[SHORT EXERCISE]: Please transcribe the data that follows without the pictures, keeping every word the same.

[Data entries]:
- - - - - - -

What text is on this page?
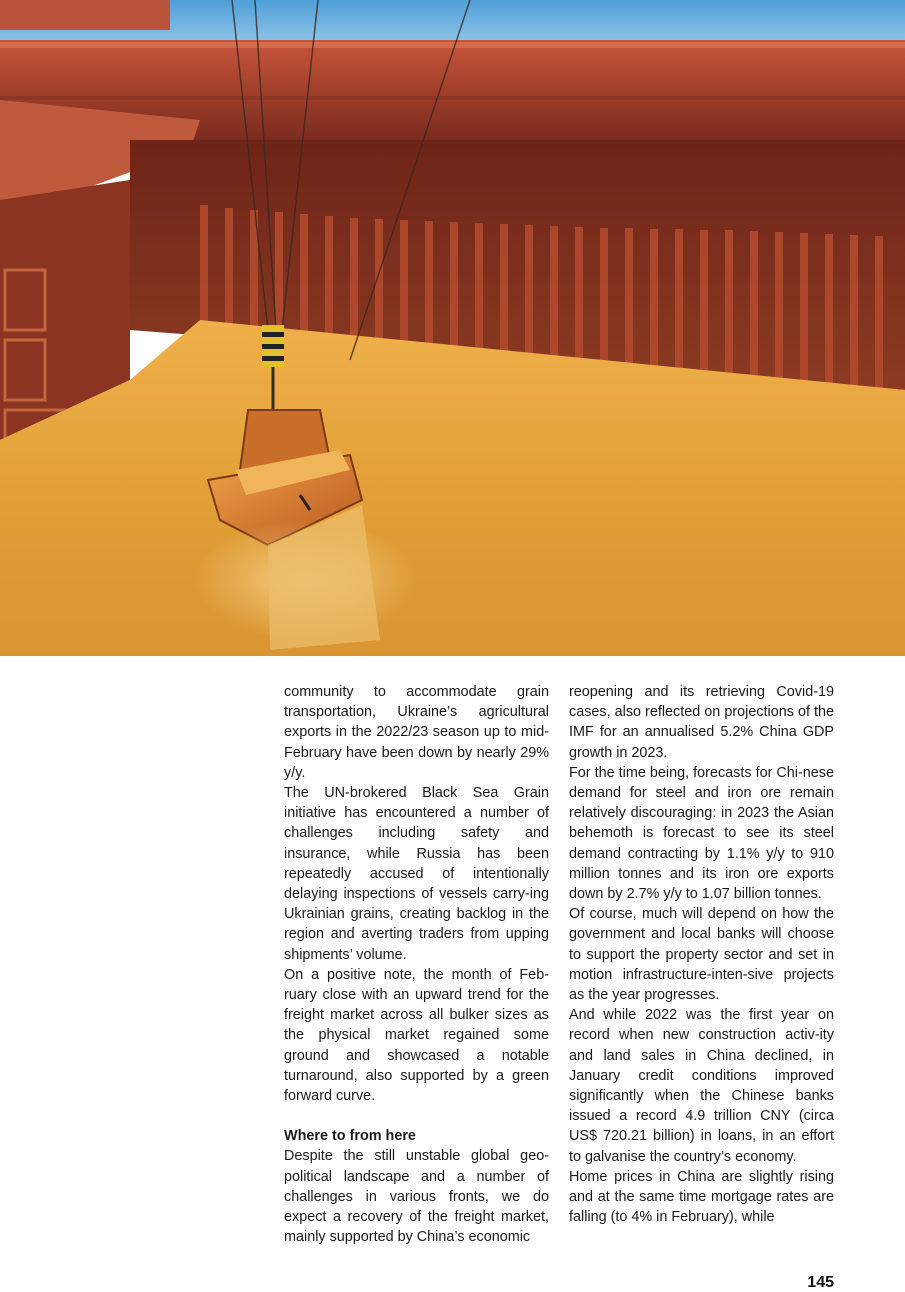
community to accommodate grain transportation, Ukraine’s agricultural exports in the 2022/23 season up to mid-February have been down by nearly 29% y/y.

The UN-brokered Black Sea Grain initiative has encountered a number of challenges including safety and insurance, while Russia has been repeatedly accused of intentionally delaying inspections of vessels carry-ing Ukrainian grains, creating backlog in the region and averting traders from upping shipments’ volume.

On a positive note, the month of Feb-ruary close with an upward trend for the freight market across all bulker sizes as the physical market regained some ground and showcased a notable turnaround, also supported by a green forward curve.

Where to from here

Despite the still unstable global geo-political landscape and a number of challenges in various fronts, we do expect a recovery of the freight market, mainly supported by China’s economic

reopening and its retrieving Covid-19 cases, also reflected on projections of the IMF for an annualised 5.2% China GDP growth in 2023.

For the time being, forecasts for Chi-nese demand for steel and iron ore remain relatively discouraging: in 2023 the Asian behemoth is forecast to see its steel demand contracting by 1.1% y/y to 910 million tonnes and its iron ore exports down by 2.7% y/y to 1.07 billion tonnes.

Of course, much will depend on how the government and local banks will choose to support the property sector and set in motion infrastructure-inten-sive projects as the year progresses.

And while 2022 was the first year on record when new construction activ-ity and land sales in China declined, in January credit conditions improved significantly when the Chinese banks issued a record 4.9 trillion CNY (circa US$ 720.21 billion) in loans, in an effort to galvanise the country’s economy.

Home prices in China are slightly rising and at the same time mortgage rates are falling (to 4% in February), while

145
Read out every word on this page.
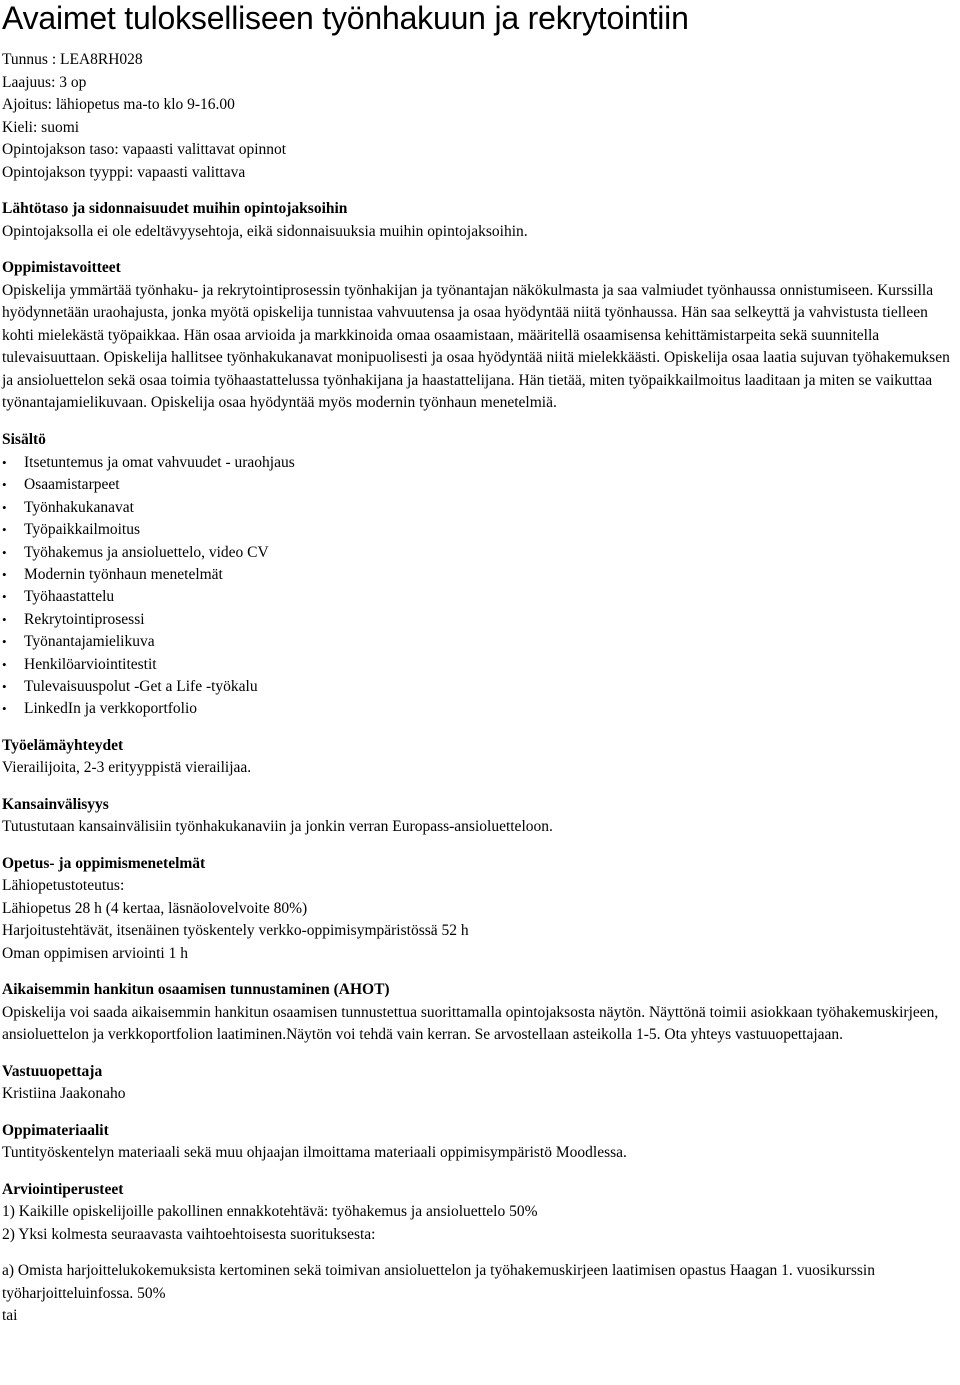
Avaimet tulokselliseen työnhakuun ja rekrytointiin
Tunnus : LEA8RH028
Laajuus: 3 op
Ajoitus: lähiopetus ma-to klo 9-16.00
Kieli: suomi
Opintojakson taso: vapaasti valittavat opinnot
Opintojakson tyyppi: vapaasti valittava
Lähtötaso ja sidonnaisuudet muihin opintojaksoihin

Opintojaksolla ei ole edeltävyysehtoja, eikä sidonnaisuuksia muihin opintojaksoihin.

Oppimistavoitteet

Opiskelija ymmärtää työnhaku- ja rekrytointiprosessin työnhakijan ja työnantajan näkökulmasta ja saa valmiudet työnhaussa onnistumiseen. Kurssilla hyödynnetään uraohajusta, jonka myötä opiskelija tunnistaa vahvuutensa ja osaa hyödyntää niitä työnhaussa. Hän saa selkeyttä ja vahvistusta tielleen kohti mielekästä työpaikkaa. Hän osaa arvioida ja markkinoida omaa osaamistaan, määritellä osaamisensa kehittämistarpeita sekä suunnitella tulevaisuuttaan. Opiskelija hallitsee työnhakukanavat monipuolisesti ja osaa hyödyntää niitä mielekkäästi. Opiskelija osaa laatia sujuvan työhakemuksen ja ansioluettelon sekä osaa toimia työhaastattelussa työnhakijana ja haastattelijana. Hän tietää, miten työpaikkailmoitus laaditaan ja miten se vaikuttaa työnantajamielikuvaan. Opiskelija osaa hyödyntää myös modernin työnhaun menetelmiä.

Sisältö
• Itsetuntemus ja omat vahvuudet - uraohjaus
• Osaamistarpeet
• Työnhakukanavat
• Työpaikkailmoitus
• Työhakemus ja ansioluettelo, video CV
• Modernin työnhaun menetelmät
• Työhaastattelu
• Rekrytointiprosessi
• Työnantajamielikuva
• Henkilöarviointitestit
• Tulevaisuuspolut -Get a Life -työkalu
• LinkedIn ja verkkoportfolio
Työelämäyhteydet

Vierailijoita, 2-3 erityyppistä vierailijaa.

Kansainvälisyys

Tutustutaan kansainvälisiin työnhakukanaviin ja jonkin verran Europass-ansioluetteloon.

Opetus- ja oppimismenetelmät
Lähiopetustoteutus:
Lähiopetus 28 h (4 kertaa, läsnäolovelvoite 80%)
Harjoitustehtävät, itsenäinen työskentely verkko-oppimisympäristössä 52 h
Oman oppimisen arviointi 1 h
Aikaisemmin hankitun osaamisen tunnustaminen (AHOT)

Opiskelija voi saada aikaisemmin hankitun osaamisen tunnustettua suorittamalla opintojaksosta näytön. Näyttönä toimii asiokkaan työhakemuskirjeen, ansioluettelon ja verkkoportfolion laatiminen.Näytön voi tehdä vain kerran. Se arvostellaan asteikolla 1-5. Ota yhteys vastuuopettajaan.

Vastuuopettaja

Kristiina Jaakonaho

Oppimateriaalit

Tuntityöskentelyn materiaali sekä muu ohjaajan ilmoittama materiaali oppimisympäristö Moodlessa.

Arviointiperusteet
1) Kaikille opiskelijoille pakollinen ennakkotehtävä: työhakemus ja ansioluettelo 50%
2) Yksi kolmesta seuraavasta vaihtoehtoisesta suorituksesta:

a) Omista harjoittelukokemuksista kertominen sekä toimivan ansioluettelon ja työhakemuskirjeen laatimisen opastus Haagan 1. vuosikurssin työharjoitteluinfossa. 50%

tai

- - - - - - -

[EXERCISE OUTPUT]:
What text is on this page?
community to accommodate grain transportation, Ukraine’s agricultural exports in the 2022/23 season up to mid-February have been down by nearly 29% y/y.

The UN-brokered Black Sea Grain initiative has encountered a number of challenges including safety and insurance, while Russia has been repeatedly accused of intentionally delaying inspections of vessels carry-ing Ukrainian grains, creating backlog in the region and averting traders from upping shipments’ volume.

On a positive note, the month of Feb-ruary close with an upward trend for the freight market across all bulker sizes as the physical market regained some ground and showcased a notable turnaround, also supported by a green forward curve.

Where to from here

Despite the still unstable global geo-political landscape and a number of challenges in various fronts, we do expect a recovery of the freight market, mainly supported by China’s economic

reopening and its retrieving Covid-19 cases, also reflected on projections of the IMF for an annualised 5.2% China GDP growth in 2023.

For the time being, forecasts for Chi-nese demand for steel and iron ore remain relatively discouraging: in 2023 the Asian behemoth is forecast to see its steel demand contracting by 1.1% y/y to 910 million tonnes and its iron ore exports down by 2.7% y/y to 1.07 billion tonnes.

Of course, much will depend on how the government and local banks will choose to support the property sector and set in motion infrastructure-inten-sive projects as the year progresses.

And while 2022 was the first year on record when new construction activ-ity and land sales in China declined, in January credit conditions improved significantly when the Chinese banks issued a record 4.9 trillion CNY (circa US$ 720.21 billion) in loans, in an effort to galvanise the country’s economy.

Home prices in China are slightly rising and at the same time mortgage rates are falling (to 4% in February), while

145
Read out every word on this page.
Avaimet tulokselliseen työnhakuun ja rekrytointiin
Tunnus : LEA8RH028
Laajuus: 3 op
Ajoitus: lähiopetus ma-to klo 9-16.00
Kieli: suomi
Opintojakson taso: vapaasti valittavat opinnot
Opintojakson tyyppi: vapaasti valittava
Lähtötaso ja sidonnaisuudet muihin opintojaksoihin

Opintojaksolla ei ole edeltävyysehtoja, eikä sidonnaisuuksia muihin opintojaksoihin.

Oppimistavoitteet

Opiskelija ymmärtää työnhaku- ja rekrytointiprosessin työnhakijan ja työnantajan näkökulmasta ja saa valmiudet työnhaussa onnistumiseen. Kurssilla hyödynnetään uraohajusta, jonka myötä opiskelija tunnistaa vahvuutensa ja osaa hyödyntää niitä työnhaussa. Hän saa selkeyttä ja vahvistusta tielleen kohti mielekästä työpaikkaa. Hän osaa arvioida ja markkinoida omaa osaamistaan, määritellä osaamisensa kehittämistarpeita sekä suunnitella tulevaisuuttaan. Opiskelija hallitsee työnhakukanavat monipuolisesti ja osaa hyödyntää niitä mielekkäästi. Opiskelija osaa laatia sujuvan työhakemuksen ja ansioluettelon sekä osaa toimia työhaastattelussa työnhakijana ja haastattelijana. Hän tietää, miten työpaikkailmoitus laaditaan ja miten se vaikuttaa työnantajamielikuvaan. Opiskelija osaa hyödyntää myös modernin työnhaun menetelmiä.

Sisältö
• Itsetuntemus ja omat vahvuudet - uraohjaus
• Osaamistarpeet
• Työnhakukanavat
• Työpaikkailmoitus
• Työhakemus ja ansioluettelo, video CV
• Modernin työnhaun menetelmät
• Työhaastattelu
• Rekrytointiprosessi
• Työnantajamielikuva
• Henkilöarviointitestit
• Tulevaisuuspolut -Get a Life -työkalu
• LinkedIn ja verkkoportfolio
Työelämäyhteydet

Vierailijoita, 2-3 erityyppistä vierailijaa.

Kansainvälisyys

Tutustutaan kansainvälisiin työnhakukanaviin ja jonkin verran Europass-ansioluetteloon.

Opetus- ja oppimismenetelmät
Lähiopetustoteutus:
Lähiopetus 28 h (4 kertaa, läsnäolovelvoite 80%)
Harjoitustehtävät, itsenäinen työskentely verkko-oppimisympäristössä 52 h
Oman oppimisen arviointi 1 h
Aikaisemmin hankitun osaamisen tunnustaminen (AHOT)

Opiskelija voi saada aikaisemmin hankitun osaamisen tunnustettua suorittamalla opintojaksosta näytön. Näyttönä toimii asiokkaan työhakemuskirjeen, ansioluettelon ja verkkoportfolion laatiminen.Näytön voi tehdä vain kerran. Se arvostellaan asteikolla 1-5. Ota yhteys vastuuopettajaan.

Vastuuopettaja

Kristiina Jaakonaho

Oppimateriaalit

Tuntityöskentelyn materiaali sekä muu ohjaajan ilmoittama materiaali oppimisympäristö Moodlessa.

Arviointiperusteet
1) Kaikille opiskelijoille pakollinen ennakkotehtävä: työhakemus ja ansioluettelo 50%
2) Yksi kolmesta seuraavasta vaihtoehtoisesta suorituksesta:

a) Omista harjoittelukokemuksista kertominen sekä toimivan ansioluettelon ja työhakemuskirjeen laatimisen opastus Haagan 1. vuosikurssin työharjoitteluinfossa. 50%

tai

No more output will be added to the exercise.